**Material for this task:**
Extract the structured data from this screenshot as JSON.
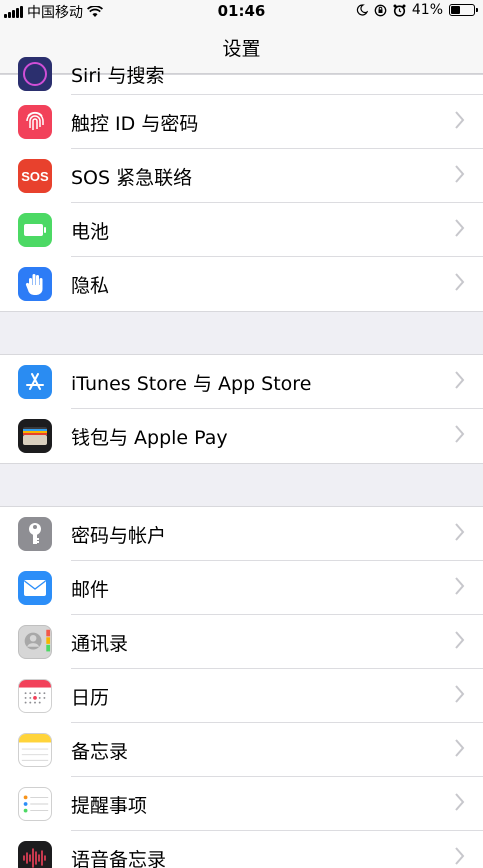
{
  "status": {
    "carrier": "中国移动",
    "time": "01:46",
    "battery_percent": "41%",
    "battery_level": 0.41
  },
  "nav": {
    "title": "设置"
  },
  "partial_row": {
    "label": "Siri 与搜索",
    "icon": "siri-icon"
  },
  "groups": [
    [
      {
        "id": "touch-id",
        "label": "触控 ID 与密码",
        "icon": "fingerprint-icon",
        "color": "#f2415a"
      },
      {
        "id": "sos",
        "label": "SOS 紧急联络",
        "icon": "sos-icon",
        "color": "#e8412d",
        "icon_text": "SOS"
      },
      {
        "id": "battery",
        "label": "电池",
        "icon": "battery-icon",
        "color": "#4cd964"
      },
      {
        "id": "privacy",
        "label": "隐私",
        "icon": "hand-icon",
        "color": "#2d7cf6"
      }
    ],
    [
      {
        "id": "itunes-app-store",
        "label": "iTunes Store 与 App Store",
        "icon": "app-store-icon",
        "color": "#2a8cf2"
      },
      {
        "id": "wallet",
        "label": "钱包与 Apple Pay",
        "icon": "wallet-icon",
        "color": "#1c1c1e"
      }
    ],
    [
      {
        "id": "passwords",
        "label": "密码与帐户",
        "icon": "key-icon",
        "color": "#8e8e93"
      },
      {
        "id": "mail",
        "label": "邮件",
        "icon": "mail-icon",
        "color": "#2c8ef8"
      },
      {
        "id": "contacts",
        "label": "通讯录",
        "icon": "contacts-icon",
        "color": "#c8c8c8"
      },
      {
        "id": "calendar",
        "label": "日历",
        "icon": "calendar-icon",
        "color": "#ffffff"
      },
      {
        "id": "notes",
        "label": "备忘录",
        "icon": "notes-icon",
        "color": "#ffffff"
      },
      {
        "id": "reminders",
        "label": "提醒事项",
        "icon": "reminders-icon",
        "color": "#ffffff"
      },
      {
        "id": "voice-memos",
        "label": "语音备忘录",
        "icon": "voice-memos-icon",
        "color": "#1c1c1e"
      }
    ]
  ]
}
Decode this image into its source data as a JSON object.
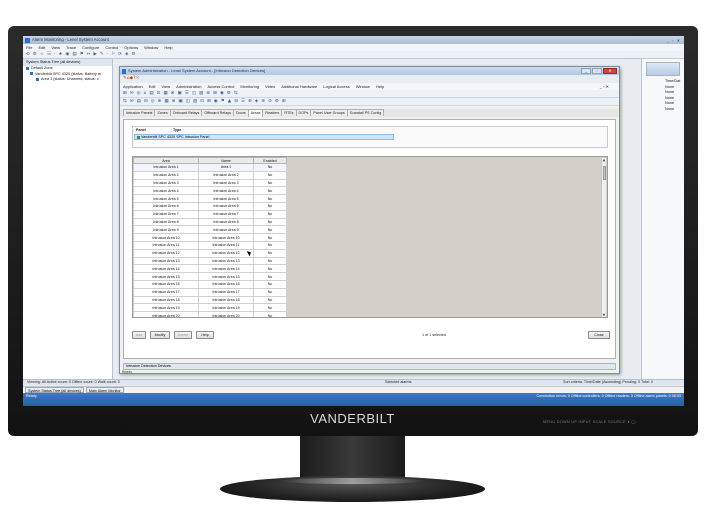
{
  "app": {
    "title": "Alarm Monitoring - Lenel System Account",
    "window_controls": "_ ▫ ✕",
    "menus": [
      "File",
      "Edit",
      "View",
      "Trace",
      "Configure",
      "Control",
      "Options",
      "Window",
      "Help"
    ],
    "toolbar_glyphs": [
      "⟲",
      "⚙",
      "☆",
      "☷",
      "·",
      "★",
      "◉",
      "▤",
      "⚑",
      "↔",
      "▶",
      "✎",
      "·",
      "⚐",
      "⟳",
      "◈",
      "⚙"
    ]
  },
  "tree": {
    "header": "System Status Tree (all devices)",
    "items": [
      {
        "label": "Default Zone",
        "level": 0
      },
      {
        "label": "Vanderbilt SPC 4320 (status: Battery m",
        "level": 1
      },
      {
        "label": "Area 1 (status: Unarmed, status: c",
        "level": 2
      }
    ]
  },
  "right_panel": {
    "header": "Time/Dat",
    "values": [
      "None",
      "None",
      "None",
      "None",
      "None"
    ]
  },
  "dialog": {
    "title": "System Administration - Lenel System Account - [Intrusion Detection Devices]",
    "menus": [
      "Application",
      "Edit",
      "View",
      "Administration",
      "Access Control",
      "Monitoring",
      "Video",
      "Additional Hardware",
      "Logical Access",
      "Window",
      "Help"
    ],
    "mdi_controls": "_ ▫ ✕",
    "tool0_glyphs": [
      "✎",
      "⌂",
      "◆",
      "?",
      "☉"
    ],
    "tool1_glyphs": [
      "⊞",
      "✉",
      "◎",
      "⌂",
      "▤",
      "⊡",
      "▦",
      "⊗",
      "▣",
      "☰",
      "◫",
      "▧",
      "⊕",
      "⊞",
      "◉",
      "⚙",
      "⇆"
    ],
    "tool2_glyphs": [
      "⇆",
      "✉",
      "▤",
      "⊟",
      "◎",
      "⊕",
      "▦",
      "⊗",
      "▣",
      "◫",
      "▨",
      "⊡",
      "⊞",
      "◉",
      "⚑",
      "▲",
      "⊟",
      "☰",
      "⊕",
      "◈",
      "⊛",
      "⊘",
      "⚙",
      "⊞"
    ],
    "tabs": [
      "Intrusion Panels",
      "Zones",
      "Onboard Relays",
      "Offboard Relays",
      "Doors",
      "Areas",
      "Readers",
      "RTEs",
      "DGPs",
      "Panel User Groups",
      "Guardall PS Config"
    ],
    "active_tab": "Areas",
    "panel_table": {
      "headers": [
        "Panel",
        "Type"
      ],
      "row": "Vanderbilt SPC 4320  SPC Intrusion Panel"
    },
    "grid": {
      "headers": [
        "Area",
        "Name",
        "Enabled"
      ],
      "rows": [
        {
          "area": "Intrusion Area 1",
          "name": "Area 1",
          "enabled": "No"
        },
        {
          "area": "Intrusion Area 2",
          "name": "Intrusion Area 2",
          "enabled": "No"
        },
        {
          "area": "Intrusion Area 3",
          "name": "Intrusion Area 3",
          "enabled": "No"
        },
        {
          "area": "Intrusion Area 4",
          "name": "Intrusion Area 4",
          "enabled": "No"
        },
        {
          "area": "Intrusion Area 5",
          "name": "Intrusion Area 5",
          "enabled": "No"
        },
        {
          "area": "Intrusion Area 6",
          "name": "Intrusion Area 6",
          "enabled": "No"
        },
        {
          "area": "Intrusion Area 7",
          "name": "Intrusion Area 7",
          "enabled": "No"
        },
        {
          "area": "Intrusion Area 8",
          "name": "Intrusion Area 8",
          "enabled": "No"
        },
        {
          "area": "Intrusion Area 9",
          "name": "Intrusion Area 9",
          "enabled": "No"
        },
        {
          "area": "Intrusion Area 10",
          "name": "Intrusion Area 10",
          "enabled": "No"
        },
        {
          "area": "Intrusion Area 11",
          "name": "Intrusion Area 11",
          "enabled": "No"
        },
        {
          "area": "Intrusion Area 12",
          "name": "Intrusion Area 12",
          "enabled": "No"
        },
        {
          "area": "Intrusion Area 13",
          "name": "Intrusion Area 13",
          "enabled": "No"
        },
        {
          "area": "Intrusion Area 14",
          "name": "Intrusion Area 14",
          "enabled": "No"
        },
        {
          "area": "Intrusion Area 15",
          "name": "Intrusion Area 15",
          "enabled": "No"
        },
        {
          "area": "Intrusion Area 16",
          "name": "Intrusion Area 16",
          "enabled": "No"
        },
        {
          "area": "Intrusion Area 17",
          "name": "Intrusion Area 17",
          "enabled": "No"
        },
        {
          "area": "Intrusion Area 18",
          "name": "Intrusion Area 18",
          "enabled": "No"
        },
        {
          "area": "Intrusion Area 19",
          "name": "Intrusion Area 19",
          "enabled": "No"
        },
        {
          "area": "Intrusion Area 20",
          "name": "Intrusion Area 20",
          "enabled": "No"
        }
      ]
    },
    "buttons": {
      "add": "Add",
      "modify": "Modify",
      "delete": "Delete",
      "help": "Help",
      "close": "Close"
    },
    "selection_count": "1 of 1 selected",
    "status_tab": "Intrusion Detection Devices",
    "ready": "Ready"
  },
  "low_strip": {
    "left": "Viewing: All  Active count: 0  Offline count: 0  Walk count: 0",
    "middle": "Selected alarms",
    "right": "Sort criteria: Time/Date (Ascending)  Pending: 0  Total: 0"
  },
  "taskbar": {
    "items": [
      "System Status Tree (all devices)",
      "Main Alarm Monitor"
    ]
  },
  "status": {
    "left": "Ready",
    "right": "Connection errors: 0  Offline controllers: 0  Offline readers: 0  Offline alarm panels: 0  08:53"
  },
  "monitor": {
    "brand": "VANDERBILT",
    "controls": "MENU  DOWN  UP  INPUT  SCALE  SOURCE  ●  ◯"
  },
  "colors": {
    "accent": "#2f6fc2",
    "status_bar": "#3a72c0",
    "selected_row": "#cfe5fa",
    "close_button": "#c9483b"
  }
}
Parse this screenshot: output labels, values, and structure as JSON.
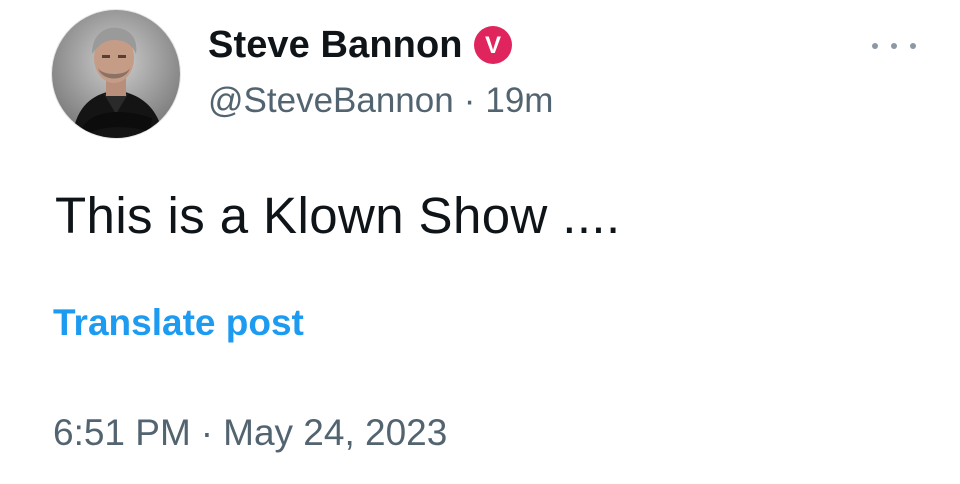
{
  "post": {
    "author": {
      "display_name": "Steve Bannon",
      "handle": "@SteveBannon",
      "avatar_icon": "avatar-photo",
      "verified_badge_letter": "V",
      "verified_badge_color": "#e0245e"
    },
    "relative_time": "19m",
    "separator": "·",
    "text": "This is a Klown Show ....",
    "translate_label": "Translate post",
    "timestamp_time": "6:51 PM",
    "timestamp_date": "May 24, 2023",
    "more_icon": "more-horizontal-icon"
  },
  "colors": {
    "text_primary": "#0f1419",
    "text_secondary": "#536471",
    "link": "#1d9bf0",
    "background": "#ffffff"
  }
}
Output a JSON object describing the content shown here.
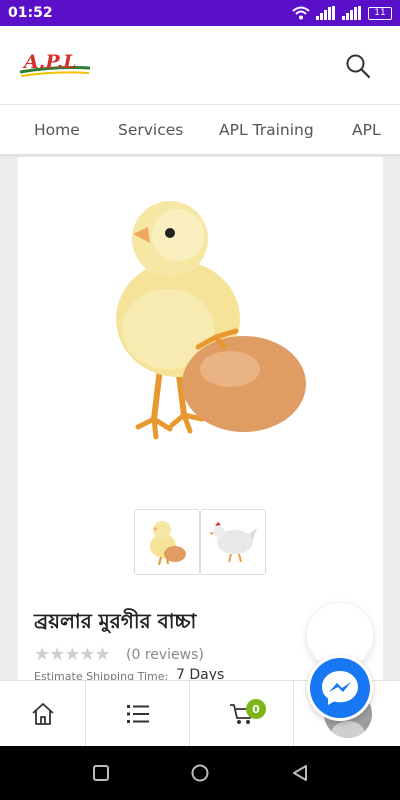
{
  "status_bar": {
    "time": "01:52",
    "battery": "11"
  },
  "header": {
    "logo_text": "A.P.L"
  },
  "nav": {
    "items": [
      "Home",
      "Services",
      "APL Training",
      "APL"
    ]
  },
  "product": {
    "title": "ব্রয়লার মুরগীর বাচ্চা",
    "rating_stars": "★★★★★",
    "rating": 0,
    "reviews": "(0 reviews)",
    "shipping_label": "Estimate Shipping Time:",
    "shipping_value": "7 Days"
  },
  "bottom_nav": {
    "cart_count": "0"
  },
  "colors": {
    "status_bar": "#5a0fc8",
    "badge": "#7cb518",
    "messenger": "#1877f2"
  }
}
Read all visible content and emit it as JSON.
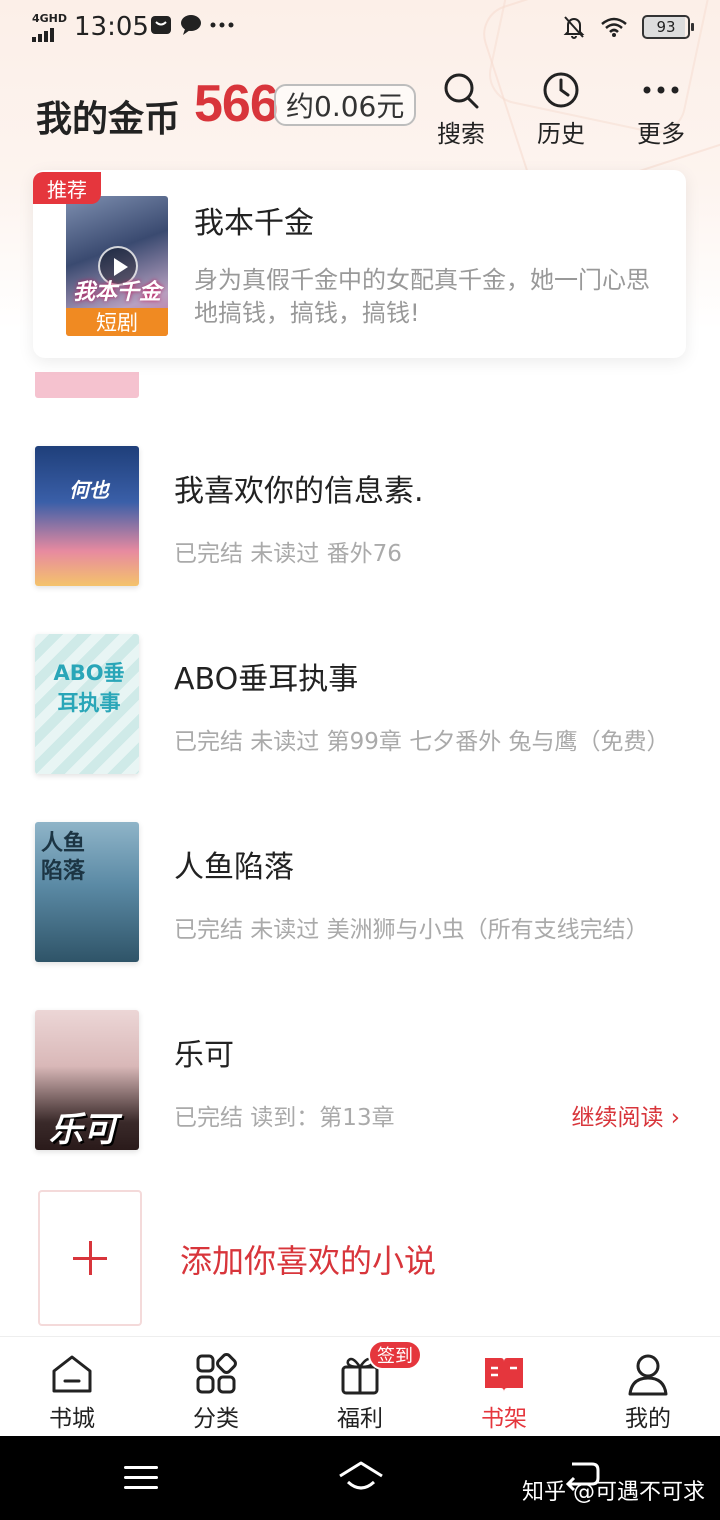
{
  "status_bar": {
    "network": "4GHD",
    "time": "13:05",
    "battery": "93"
  },
  "header": {
    "coins_label": "我的金币",
    "coins_value": "566",
    "coins_approx": "约0.06元",
    "actions": [
      {
        "label": "搜索",
        "icon": "search-icon"
      },
      {
        "label": "历史",
        "icon": "clock-icon"
      },
      {
        "label": "更多",
        "icon": "more-icon"
      }
    ]
  },
  "recommend": {
    "tag": "推荐",
    "title": "我本千金",
    "cover_title": "我本千金",
    "cover_band": "短剧",
    "description": "身为真假千金中的女配真千金，她一门心思地搞钱，搞钱，搞钱!"
  },
  "books": [
    {
      "title": "我喜欢你的信息素.",
      "meta": "已完结 未读过 番外76",
      "cover_text": "何也"
    },
    {
      "title": "ABO垂耳执事",
      "meta": "已完结 未读过 第99章 七夕番外 兔与鹰（免费）",
      "cover_text": "ABO垂耳执事"
    },
    {
      "title": "人鱼陷落",
      "meta": "已完结 未读过 美洲狮与小虫（所有支线完结）",
      "cover_text": "人鱼陷落"
    },
    {
      "title": "乐可",
      "meta": "已完结 读到：第13章",
      "cover_text": "乐可",
      "continue": "继续阅读 ›"
    }
  ],
  "add_book": {
    "label": "添加你喜欢的小说"
  },
  "tabbar": {
    "items": [
      {
        "label": "书城",
        "icon": "home-icon"
      },
      {
        "label": "分类",
        "icon": "category-icon"
      },
      {
        "label": "福利",
        "icon": "gift-icon"
      },
      {
        "label": "书架",
        "icon": "bookshelf-icon",
        "active": true
      },
      {
        "label": "我的",
        "icon": "profile-icon"
      }
    ],
    "sign_badge": "签到"
  },
  "watermark": "知乎 @可遇不可求",
  "colors": {
    "accent": "#e5363d",
    "coin": "#d8353b",
    "muted": "#aaaaaa"
  }
}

**Stated problem:**
Report the number of lines holding the string "memos", without any other words.

**Answer below:**
2